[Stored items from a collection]
##############################

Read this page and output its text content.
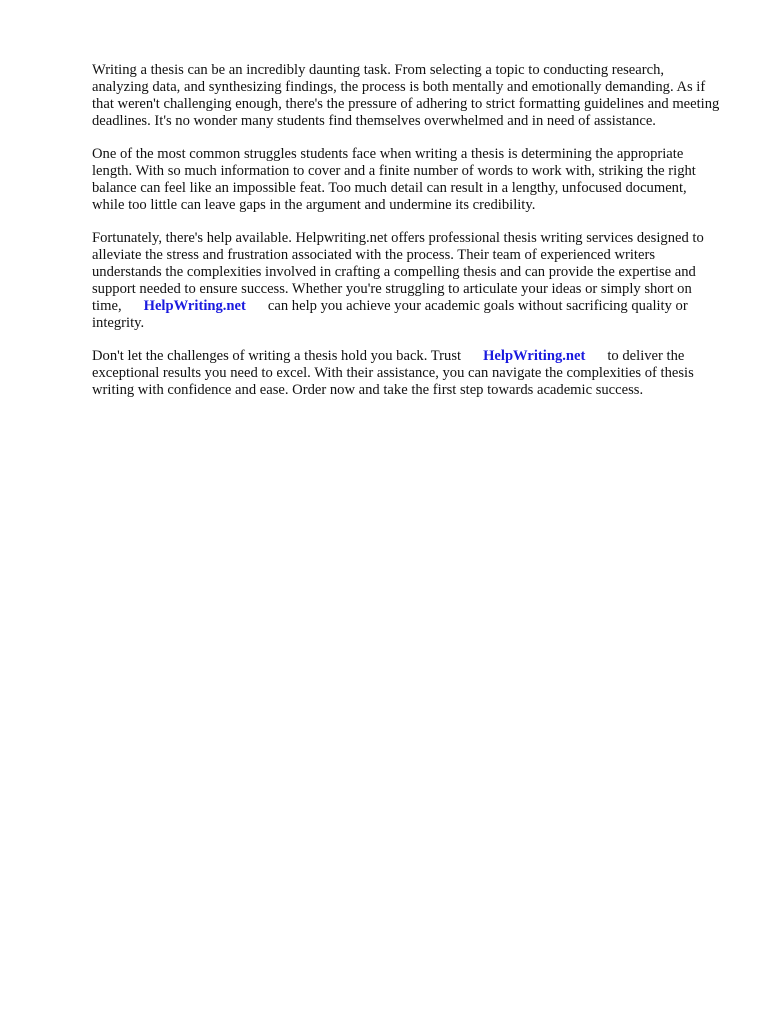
Writing a thesis can be an incredibly daunting task. From selecting a topic to conducting research, analyzing data, and synthesizing findings, the process is both mentally and emotionally demanding. As if that weren't challenging enough, there's the pressure of adhering to strict formatting guidelines and meeting deadlines. It's no wonder many students find themselves overwhelmed and in need of assistance.

One of the most common struggles students face when writing a thesis is determining the appropriate length. With so much information to cover and a finite number of words to work with, striking the right balance can feel like an impossible feat. Too much detail can result in a lengthy, unfocused document, while too little can leave gaps in the argument and undermine its credibility.

Fortunately, there's help available. Helpwriting.net offers professional thesis writing services designed to alleviate the stress and frustration associated with the process. Their team of experienced writers understands the complexities involved in crafting a compelling thesis and can provide the expertise and support needed to ensure success. Whether you're struggling to articulate your ideas or simply short on time, HelpWriting.net can help you achieve your academic goals without sacrificing quality or integrity.

Don't let the challenges of writing a thesis hold you back. Trust HelpWriting.net to deliver the exceptional results you need to excel. With their assistance, you can navigate the complexities of thesis writing with confidence and ease. Order now and take the first step towards academic success.
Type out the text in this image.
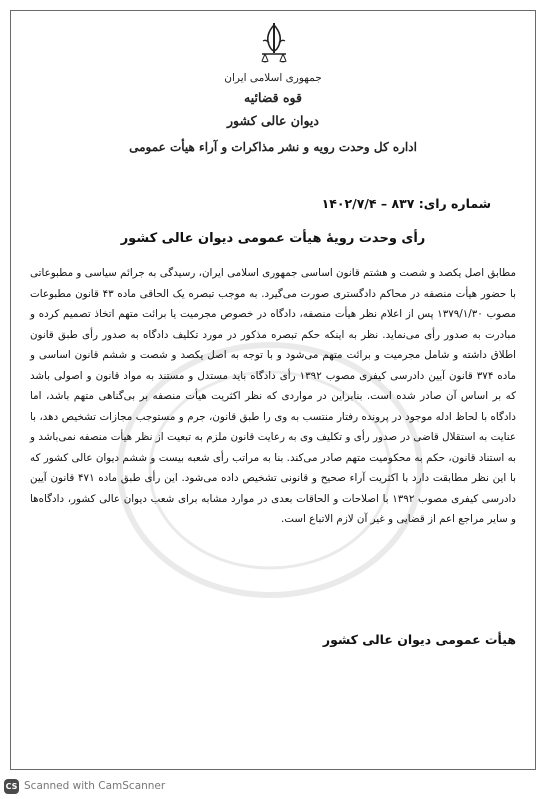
جمهوری اسلامی ایران
قوه قضائیه
دیوان عالی کشور
اداره کل وحدت رویه و نشر مذاکرات و آراء هیأت عمومی
شماره رای: ۸۳۷ – ۱۴۰۲/۷/۴
رأی وحدت رویهٔ هیأت عمومی دیوان عالی کشور

مطابق اصل یکصد و شصت و هشتم قانون اساسی جمهوری اسلامی ایران، رسیدگی به جرائم سیاسی و مطبوعاتی با حضور هیأت منصفه در محاکم دادگستری صورت می‌گیرد. به موجب تبصره یک الحاقی ماده ۴۳ قانون مطبوعات مصوب ۱۳۷۹/۱/۳۰ پس از اعلام نظر هیأت منصفه، دادگاه در خصوص مجرمیت یا برائت متهم اتخاذ تصمیم کرده و مبادرت به صدور رأی می‌نماید. نظر به اینکه حکم تبصره مذکور در مورد تکلیف دادگاه به صدور رأی طبق قانون اطلاق داشته و شامل مجرمیت و برائت متهم می‌شود و با توجه به اصل یکصد و شصت و ششم قانون اساسی و ماده ۳۷۴ قانون آیین دادرسی کیفری مصوب ۱۳۹۲ رأی دادگاه باید مستدل و مستند به مواد قانون و اصولی باشد که بر اساس آن صادر شده است. بنابراین در مواردی که نظر اکثریت هیأت منصفه بر بی‌گناهی متهم باشد، اما دادگاه با لحاظ ادله موجود در پرونده رفتار منتسب به وی را طبق قانون، جرم و مستوجب مجازات تشخیص دهد، با عنایت به استقلال قاضی در صدور رأی و تکلیف وی به رعایت قانون ملزم به تبعیت از نظر هیأت منصفه نمی‌باشد و به استناد قانون، حکم به محکومیت متهم صادر می‌کند. بنا به مراتب رأی شعبه بیست و ششم دیوان عالی کشور که با این نظر مطابقت دارد با اکثریت آراء صحیح و قانونی تشخیص داده می‌شود. این رأی طبق ماده ۴۷۱ قانون آیین دادرسی کیفری مصوب ۱۳۹۲ با اصلاحات و الحاقات بعدی در موارد مشابه برای شعب دیوان عالی کشور، دادگاه‌ها و سایر مراجع اعم از قضایی و غیر آن لازم الاتباع است.

هیأت عمومی دیوان عالی کشور
CS Scanned with CamScanner
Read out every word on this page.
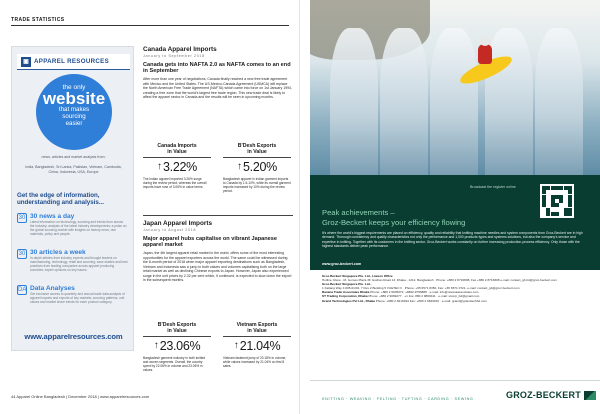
TRADE STATISTICS
▣ APPAREL RESOURCES
the only
website
that makes
sourcing
easier
news, articles and market analysis from:
India, Bangladesh, Sri Lanka, Pakistan, Vietnam, Cambodia, China, Indonesia, USA, Europe
Get the edge of information, understanding and analysis...
30 30 news a day
Latest information on technology, sourcing and trends from across the industry; analysis of the latest industry developments; a pulse on the global sourcing market with insights on factory news, raw materials, policy and people.
30 30 articles a week
In-depth articles from industry experts and thought leaders on manufacturing, technology, retail and sourcing; case studies and best practices from leading companies across apparel producing countries; expert opinions on key issues.
DA Data Analyses
Get exclusive access to quarterly and annual trade data analysis of apparel imports and exports of key markets; sourcing patterns, unit values and market share trends for each product category.
www.appareIresources.com
Canada Apparel Imports
January to September 2018
Canada gets into NAFTA 2.0 as NAFTA comes to an end in September
After more than one year of negotiations, Canada finally reached a new free trade agreement with Mexico and the United States. The US-Mexico-Canada Agreement (USMCA) will replace the North American Free Trade Agreement (NAFTA) which came into force on 1st January 1994, creating a free zone that the world's largest free trade region. This new trade deal is likely to affect the apparel sector in Canada and the results will be seen in upcoming months.
Canada Imports
in Value
↑ 3.22%
The Indian apparel imported 3.26% surge during the review period, whereas the overall imports have rose of 3.06% in value terms.
B'Desh Exports
in Value
↑ 5.20%
Bangladesh apparel in Indian garment imports to Canada by 1.5-10%, while its overall garment imports increased by 10% during the review period.
Japan Apparel Imports
January to August 2018
Major apparel hubs capitalise on vibrant Japanese apparel market
Japan, the 4th largest apparel retail market in the world, offers some of the most interesting opportunities for the apparel exporters across the world. The same could be witnessed during the 8-month period of 2018 when major apparel exporting destinations such as Bangladesh, Vietnam and Indonesia saw a jump in both values and volumes capitalising both on the large retail market as well as declining Chinese exports to Japan. However, Japan also experienced surge in the unit prices by 2.32 per cent which, if continued, is expected to slow down the export in the subsequent months.
B'Desh Exports
in Value
↑ 23.06%
Bangladesh garment industry in both knitted and woven segments. Overall, the country spent by 22.06% in volume and 23.06% in values.
Vietnam Exports
in Value
↑ 21.04%
Vietnam fastened jump of 20.18% in volume, while values increased by 21.04% on first 8 sales.
44 Apparel Online Bangladesh | December 2018 | www.apparelresources.com
Broadcast the register online
Peak achievements –
Groz-Beckert keeps your efficiency flowing
It's where the world's biggest requirements are placed on efficiency, quality and reliability that knitting machine needles and system components from Groz-Beckert are in high demand. Thorough consistency and quality characteristics not only the performance and 1,000 products types and systems solutions, but also the company's service and expertise in knitting. Together with its customers in the knitting sector, Groz-Beckert works constantly on further increasing production-process efficiency. Only those with the highest standards deliver peak performance.
www.groz-beckert.com
Groz-Beckert Singapore Pte. Ltd., Liaison Office
Hotline: Rene - M. Gomes Plaza 3F Gushan Road 13, Dhaka - 1212, Bangladesh · Phone: +880 2 8716808, Fax +880 2 8716808 e-mail: contact_gb.bd@groz-beckert.com
Groz-Beckert Singapore Pte. Ltd.,
1 Kallang Way 4 #05-01/02, 7 Rev 2 Building 5 VUETEC II · Phone: +65 6571 8350, Fax: +65 6571 0721, e-mail: contact_gb@groz-beckert.com
Ravana Trade Associates Dhaka Phone: +880 2 9035072, +8802-9756888 · e-mail: info@ravanaassociates.com
ST Trading Corporation, Dhaka Phone: +880 2 9669277 · +1 line: 880 2 9869411 · e-mail: stcorp_bd@gmail.com
Grand Technologies Pvt Ltd., Dhaka Phone: +880 2 8219494 Fax: +880 2 9849010 · e-mail: grand@grandtechbd.com
KNITTING · WEAVING · FELTING · TUFTING · CARDING · SEWING	GROZ-BECKERT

##############################

**DIRECTIONS FOR THIS TASK:** Transcribe every line in the entries above, taking out only the images.

**COMPLETE ANSWER:**
Read this page and output its text content.
Writing a thesis can be an incredibly daunting task. From selecting a topic to conducting research, analyzing data, and synthesizing findings, the process is both mentally and emotionally demanding. As if that weren't challenging enough, there's the pressure of adhering to strict formatting guidelines and meeting deadlines. It's no wonder many students find themselves overwhelmed and in need of assistance.

One of the most common struggles students face when writing a thesis is determining the appropriate length. With so much information to cover and a finite number of words to work with, striking the right balance can feel like an impossible feat. Too much detail can result in a lengthy, unfocused document, while too little can leave gaps in the argument and undermine its credibility.

Fortunately, there's help available. Helpwriting.net offers professional thesis writing services designed to alleviate the stress and frustration associated with the process. Their team of experienced writers understands the complexities involved in crafting a compelling thesis and can provide the expertise and support needed to ensure success. Whether you're struggling to articulate your ideas or simply short on time, HelpWriting.net can help you achieve your academic goals without sacrificing quality or integrity.

Don't let the challenges of writing a thesis hold you back. Trust HelpWriting.net to deliver the exceptional results you need to excel. With their assistance, you can navigate the complexities of thesis writing with confidence and ease. Order now and take the first step towards academic success.
Type out the text in this image.
جمهوری اسلامی ایران
قوه قضائیه
دیوان عالی کشور
اداره کل وحدت رویه و نشر مذاکرات و آراء هیأت عمومی
شماره رای: ۸۳۷ – ۱۴۰۲/۷/۴
رأی وحدت رویهٔ هیأت عمومی دیوان عالی کشور

مطابق اصل یکصد و شصت و هشتم قانون اساسی جمهوری اسلامی ایران، رسیدگی به جرائم سیاسی و مطبوعاتی با حضور هیأت منصفه در محاکم دادگستری صورت می‌گیرد. به موجب تبصره یک الحاقی ماده ۴۳ قانون مطبوعات مصوب ۱۳۷۹/۱/۳۰ پس از اعلام نظر هیأت منصفه، دادگاه در خصوص مجرمیت یا برائت متهم اتخاذ تصمیم کرده و مبادرت به صدور رأی می‌نماید. نظر به اینکه حکم تبصره مذکور در مورد تکلیف دادگاه به صدور رأی طبق قانون اطلاق داشته و شامل مجرمیت و برائت متهم می‌شود و با توجه به اصل یکصد و شصت و ششم قانون اساسی و ماده ۳۷۴ قانون آیین دادرسی کیفری مصوب ۱۳۹۲ رأی دادگاه باید مستدل و مستند به مواد قانون و اصولی باشد که بر اساس آن صادر شده است. بنابراین در مواردی که نظر اکثریت هیأت منصفه بر بی‌گناهی متهم باشد، اما دادگاه با لحاظ ادله موجود در پرونده رفتار منتسب به وی را طبق قانون، جرم و مستوجب مجازات تشخیص دهد، با عنایت به استقلال قاضی در صدور رأی و تکلیف وی به رعایت قانون ملزم به تبعیت از نظر هیأت منصفه نمی‌باشد و به استناد قانون، حکم به محکومیت متهم صادر می‌کند. بنا به مراتب رأی شعبه بیست و ششم دیوان عالی کشور که با این نظر مطابقت دارد با اکثریت آراء صحیح و قانونی تشخیص داده می‌شود. این رأی طبق ماده ۴۷۱ قانون آیین دادرسی کیفری مصوب ۱۳۹۲ با اصلاحات و الحاقات بعدی در موارد مشابه برای شعب دیوان عالی کشور، دادگاه‌ها و سایر مراجع اعم از قضایی و غیر آن لازم الاتباع است.

هیأت عمومی دیوان عالی کشور
CS Scanned with CamScanner
Read out every word on this page.
TRADE STATISTICS
▣ APPAREL RESOURCES
the only
website
that makes
sourcing
easier
news, articles and market analysis from:
India, Bangladesh, Sri Lanka, Pakistan, Vietnam, Cambodia, China, Indonesia, USA, Europe
Get the edge of information, understanding and analysis...
30 30 news a day
Latest information on technology, sourcing and trends from across the industry; analysis of the latest industry developments; a pulse on the global sourcing market with insights on factory news, raw materials, policy and people.
30 30 articles a week
In-depth articles from industry experts and thought leaders on manufacturing, technology, retail and sourcing; case studies and best practices from leading companies across apparel producing countries; expert opinions on key issues.
DA Data Analyses
Get exclusive access to quarterly and annual trade data analysis of apparel imports and exports of key markets; sourcing patterns, unit values and market share trends for each product category.
www.appareIresources.com
Canada Apparel Imports
January to September 2018
Canada gets into NAFTA 2.0 as NAFTA comes to an end in September
After more than one year of negotiations, Canada finally reached a new free trade agreement with Mexico and the United States. The US-Mexico-Canada Agreement (USMCA) will replace the North American Free Trade Agreement (NAFTA) which came into force on 1st January 1994, creating a free zone that the world's largest free trade region. This new trade deal is likely to affect the apparel sector in Canada and the results will be seen in upcoming months.
Canada Imports
in Value
↑ 3.22%
The Indian apparel imported 3.26% surge during the review period, whereas the overall imports have rose of 3.06% in value terms.
B'Desh Exports
in Value
↑ 5.20%
Bangladesh apparel in Indian garment imports to Canada by 1.5-10%, while its overall garment imports increased by 10% during the review period.
Japan Apparel Imports
January to August 2018
Major apparel hubs capitalise on vibrant Japanese apparel market
Japan, the 4th largest apparel retail market in the world, offers some of the most interesting opportunities for the apparel exporters across the world. The same could be witnessed during the 8-month period of 2018 when major apparel exporting destinations such as Bangladesh, Vietnam and Indonesia saw a jump in both values and volumes capitalising both on the large retail market as well as declining Chinese exports to Japan. However, Japan also experienced surge in the unit prices by 2.32 per cent which, if continued, is expected to slow down the export in the subsequent months.
B'Desh Exports
in Value
↑ 23.06%
Bangladesh garment industry in both knitted and woven segments. Overall, the country spent by 22.06% in volume and 23.06% in values.
Vietnam Exports
in Value
↑ 21.04%
Vietnam fastened jump of 20.18% in volume, while values increased by 21.04% on first 8 sales.
44 Apparel Online Bangladesh | December 2018 | www.apparelresources.com
Broadcast the register online
Peak achievements –
Groz-Beckert keeps your efficiency flowing
It's where the world's biggest requirements are placed on efficiency, quality and reliability that knitting machine needles and system components from Groz-Beckert are in high demand. Thorough consistency and quality characteristics not only the performance and 1,000 products types and systems solutions, but also the company's service and expertise in knitting. Together with its customers in the knitting sector, Groz-Beckert works constantly on further increasing production-process efficiency. Only those with the highest standards deliver peak performance.
www.groz-beckert.com
Groz-Beckert Singapore Pte. Ltd., Liaison Office
Hotline: Rene - M. Gomes Plaza 3F Gushan Road 13, Dhaka - 1212, Bangladesh · Phone: +880 2 8716808, Fax +880 2 8716808 e-mail: contact_gb.bd@groz-beckert.com
Groz-Beckert Singapore Pte. Ltd.,
1 Kallang Way 4 #05-01/02, 7 Rev 2 Building 5 VUETEC II · Phone: +65 6571 8350, Fax: +65 6571 0721, e-mail: contact_gb@groz-beckert.com
Ravana Trade Associates Dhaka Phone: +880 2 9035072, +8802-9756888 · e-mail: info@ravanaassociates.com
ST Trading Corporation, Dhaka Phone: +880 2 9669277 · +1 line: 880 2 9869411 · e-mail: stcorp_bd@gmail.com
Grand Technologies Pvt Ltd., Dhaka Phone: +880 2 8219494 Fax: +880 2 9849010 · e-mail: grand@grandtechbd.com
KNITTING · WEAVING · FELTING · TUFTING · CARDING · SEWING	GROZ-BECKERT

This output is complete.